Where in the data does the word "value" appear? Find those lines and copy them.

[Figure collection entries]
________

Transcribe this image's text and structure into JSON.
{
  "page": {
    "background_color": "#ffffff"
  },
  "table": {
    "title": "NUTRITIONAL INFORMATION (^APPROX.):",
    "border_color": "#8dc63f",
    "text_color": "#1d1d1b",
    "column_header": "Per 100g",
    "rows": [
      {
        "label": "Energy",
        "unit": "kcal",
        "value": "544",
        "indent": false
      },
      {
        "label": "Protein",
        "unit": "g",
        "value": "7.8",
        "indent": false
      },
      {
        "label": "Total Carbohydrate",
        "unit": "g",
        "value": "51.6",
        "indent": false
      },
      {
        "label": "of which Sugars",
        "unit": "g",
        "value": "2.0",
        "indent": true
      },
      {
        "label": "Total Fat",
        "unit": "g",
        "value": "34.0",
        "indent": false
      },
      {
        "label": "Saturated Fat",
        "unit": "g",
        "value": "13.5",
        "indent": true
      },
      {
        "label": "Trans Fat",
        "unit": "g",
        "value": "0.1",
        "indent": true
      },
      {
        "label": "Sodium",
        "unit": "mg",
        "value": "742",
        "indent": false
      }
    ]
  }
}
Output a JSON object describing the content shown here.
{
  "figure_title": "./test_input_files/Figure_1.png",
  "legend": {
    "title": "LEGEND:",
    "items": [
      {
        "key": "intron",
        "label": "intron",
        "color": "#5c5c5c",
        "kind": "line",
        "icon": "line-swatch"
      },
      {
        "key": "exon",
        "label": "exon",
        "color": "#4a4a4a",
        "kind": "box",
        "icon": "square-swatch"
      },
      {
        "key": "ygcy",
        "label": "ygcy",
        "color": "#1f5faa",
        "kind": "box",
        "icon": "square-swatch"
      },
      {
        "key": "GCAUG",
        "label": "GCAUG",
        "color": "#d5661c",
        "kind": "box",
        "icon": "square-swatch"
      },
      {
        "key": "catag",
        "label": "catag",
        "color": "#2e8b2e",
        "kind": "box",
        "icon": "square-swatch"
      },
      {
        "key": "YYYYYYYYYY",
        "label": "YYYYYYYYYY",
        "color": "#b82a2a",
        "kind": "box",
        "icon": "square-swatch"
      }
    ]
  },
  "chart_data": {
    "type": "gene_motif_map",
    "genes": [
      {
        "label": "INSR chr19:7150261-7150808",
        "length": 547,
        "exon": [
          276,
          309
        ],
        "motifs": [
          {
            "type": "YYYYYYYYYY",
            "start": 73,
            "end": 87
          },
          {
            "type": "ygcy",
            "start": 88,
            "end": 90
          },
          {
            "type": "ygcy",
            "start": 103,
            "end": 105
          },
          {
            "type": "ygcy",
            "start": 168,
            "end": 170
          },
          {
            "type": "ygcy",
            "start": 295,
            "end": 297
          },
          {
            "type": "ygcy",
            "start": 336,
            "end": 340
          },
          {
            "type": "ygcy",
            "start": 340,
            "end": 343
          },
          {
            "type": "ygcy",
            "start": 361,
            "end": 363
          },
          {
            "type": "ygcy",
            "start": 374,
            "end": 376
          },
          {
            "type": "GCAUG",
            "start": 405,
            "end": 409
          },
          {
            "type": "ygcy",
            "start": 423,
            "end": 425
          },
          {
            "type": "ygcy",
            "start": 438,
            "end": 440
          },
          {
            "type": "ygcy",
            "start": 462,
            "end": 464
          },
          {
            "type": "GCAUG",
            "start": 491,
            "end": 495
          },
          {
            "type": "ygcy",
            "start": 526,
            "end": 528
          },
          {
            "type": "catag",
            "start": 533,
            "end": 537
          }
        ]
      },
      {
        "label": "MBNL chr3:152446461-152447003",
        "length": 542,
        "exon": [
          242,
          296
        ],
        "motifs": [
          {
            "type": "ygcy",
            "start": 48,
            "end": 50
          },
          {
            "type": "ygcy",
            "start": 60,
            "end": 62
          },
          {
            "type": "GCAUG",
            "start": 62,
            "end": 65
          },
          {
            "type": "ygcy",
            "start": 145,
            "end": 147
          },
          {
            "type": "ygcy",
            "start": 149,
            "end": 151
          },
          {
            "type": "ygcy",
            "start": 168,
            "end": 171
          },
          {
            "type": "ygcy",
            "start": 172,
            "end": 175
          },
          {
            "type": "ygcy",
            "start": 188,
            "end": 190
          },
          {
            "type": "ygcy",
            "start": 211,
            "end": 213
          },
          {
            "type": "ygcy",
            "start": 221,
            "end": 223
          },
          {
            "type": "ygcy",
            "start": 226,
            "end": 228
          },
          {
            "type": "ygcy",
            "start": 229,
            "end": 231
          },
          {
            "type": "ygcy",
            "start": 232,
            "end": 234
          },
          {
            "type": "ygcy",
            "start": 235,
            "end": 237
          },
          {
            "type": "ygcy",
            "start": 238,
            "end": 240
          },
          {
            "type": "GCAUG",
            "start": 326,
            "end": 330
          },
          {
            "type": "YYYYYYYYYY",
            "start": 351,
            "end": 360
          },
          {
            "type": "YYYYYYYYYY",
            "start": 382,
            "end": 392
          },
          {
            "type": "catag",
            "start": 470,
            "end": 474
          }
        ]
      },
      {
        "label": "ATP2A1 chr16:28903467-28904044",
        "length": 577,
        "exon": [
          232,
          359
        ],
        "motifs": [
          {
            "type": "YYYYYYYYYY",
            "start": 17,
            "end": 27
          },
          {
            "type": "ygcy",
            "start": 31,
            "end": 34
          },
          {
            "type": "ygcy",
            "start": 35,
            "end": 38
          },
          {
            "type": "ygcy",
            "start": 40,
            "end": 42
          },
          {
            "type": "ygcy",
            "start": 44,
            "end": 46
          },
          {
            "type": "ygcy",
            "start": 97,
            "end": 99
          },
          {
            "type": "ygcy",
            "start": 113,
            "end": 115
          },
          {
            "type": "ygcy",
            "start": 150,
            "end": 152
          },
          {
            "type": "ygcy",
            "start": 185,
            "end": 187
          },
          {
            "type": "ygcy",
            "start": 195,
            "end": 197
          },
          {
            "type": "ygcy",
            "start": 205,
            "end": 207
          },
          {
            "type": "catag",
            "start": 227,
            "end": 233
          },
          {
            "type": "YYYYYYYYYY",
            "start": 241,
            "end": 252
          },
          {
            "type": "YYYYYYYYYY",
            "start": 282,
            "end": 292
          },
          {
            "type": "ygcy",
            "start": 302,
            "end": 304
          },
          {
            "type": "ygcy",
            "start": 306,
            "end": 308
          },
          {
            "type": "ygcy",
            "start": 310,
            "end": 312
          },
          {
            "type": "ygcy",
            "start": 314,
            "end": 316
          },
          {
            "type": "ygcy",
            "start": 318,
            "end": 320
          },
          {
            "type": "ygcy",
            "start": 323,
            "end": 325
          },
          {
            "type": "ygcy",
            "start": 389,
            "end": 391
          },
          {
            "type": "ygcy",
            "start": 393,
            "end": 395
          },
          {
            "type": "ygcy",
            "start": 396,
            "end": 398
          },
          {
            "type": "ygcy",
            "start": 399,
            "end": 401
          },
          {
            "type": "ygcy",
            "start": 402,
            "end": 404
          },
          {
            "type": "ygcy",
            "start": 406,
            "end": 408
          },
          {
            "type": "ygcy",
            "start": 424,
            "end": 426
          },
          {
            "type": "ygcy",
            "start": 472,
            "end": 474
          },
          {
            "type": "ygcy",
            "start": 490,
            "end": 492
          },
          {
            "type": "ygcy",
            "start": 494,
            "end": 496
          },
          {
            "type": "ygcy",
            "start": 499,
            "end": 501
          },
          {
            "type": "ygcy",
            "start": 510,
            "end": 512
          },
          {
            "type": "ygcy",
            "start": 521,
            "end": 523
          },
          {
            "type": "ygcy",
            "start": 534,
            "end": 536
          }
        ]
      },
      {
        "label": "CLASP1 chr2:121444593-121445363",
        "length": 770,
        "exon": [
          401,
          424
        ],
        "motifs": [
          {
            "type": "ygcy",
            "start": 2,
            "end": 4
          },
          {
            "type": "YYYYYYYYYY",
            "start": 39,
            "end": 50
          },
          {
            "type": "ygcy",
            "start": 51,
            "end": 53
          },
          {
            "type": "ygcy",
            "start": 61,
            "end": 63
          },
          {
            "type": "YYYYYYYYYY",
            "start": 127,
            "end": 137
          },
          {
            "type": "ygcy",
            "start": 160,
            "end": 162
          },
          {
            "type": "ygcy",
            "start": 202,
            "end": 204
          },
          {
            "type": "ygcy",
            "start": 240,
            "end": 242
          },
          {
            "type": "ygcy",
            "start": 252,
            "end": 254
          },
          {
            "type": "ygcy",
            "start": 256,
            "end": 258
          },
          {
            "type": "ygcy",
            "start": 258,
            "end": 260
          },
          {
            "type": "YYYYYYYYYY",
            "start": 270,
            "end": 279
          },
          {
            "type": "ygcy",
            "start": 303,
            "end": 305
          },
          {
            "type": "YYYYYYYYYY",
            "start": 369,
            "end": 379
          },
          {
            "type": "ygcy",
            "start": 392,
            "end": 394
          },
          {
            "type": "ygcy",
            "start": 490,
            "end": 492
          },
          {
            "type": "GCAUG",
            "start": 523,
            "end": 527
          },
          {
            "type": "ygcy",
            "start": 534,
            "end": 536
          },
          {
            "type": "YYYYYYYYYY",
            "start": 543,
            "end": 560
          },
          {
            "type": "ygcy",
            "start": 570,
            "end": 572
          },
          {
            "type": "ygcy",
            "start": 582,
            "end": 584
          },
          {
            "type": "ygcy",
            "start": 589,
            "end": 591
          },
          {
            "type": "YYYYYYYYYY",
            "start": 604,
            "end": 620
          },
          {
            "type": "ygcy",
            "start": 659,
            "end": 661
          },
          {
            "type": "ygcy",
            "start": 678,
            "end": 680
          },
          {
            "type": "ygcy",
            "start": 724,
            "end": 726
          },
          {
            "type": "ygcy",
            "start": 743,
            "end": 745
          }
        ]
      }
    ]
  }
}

________

### RESPONSE BELOW
        "value": "544",
        "value": "7.8",
        "value": "51.6",
        "value": "2.0",
        "value": "34.0",
        "value": "13.5",
        "value": "0.1",
        "value": "742",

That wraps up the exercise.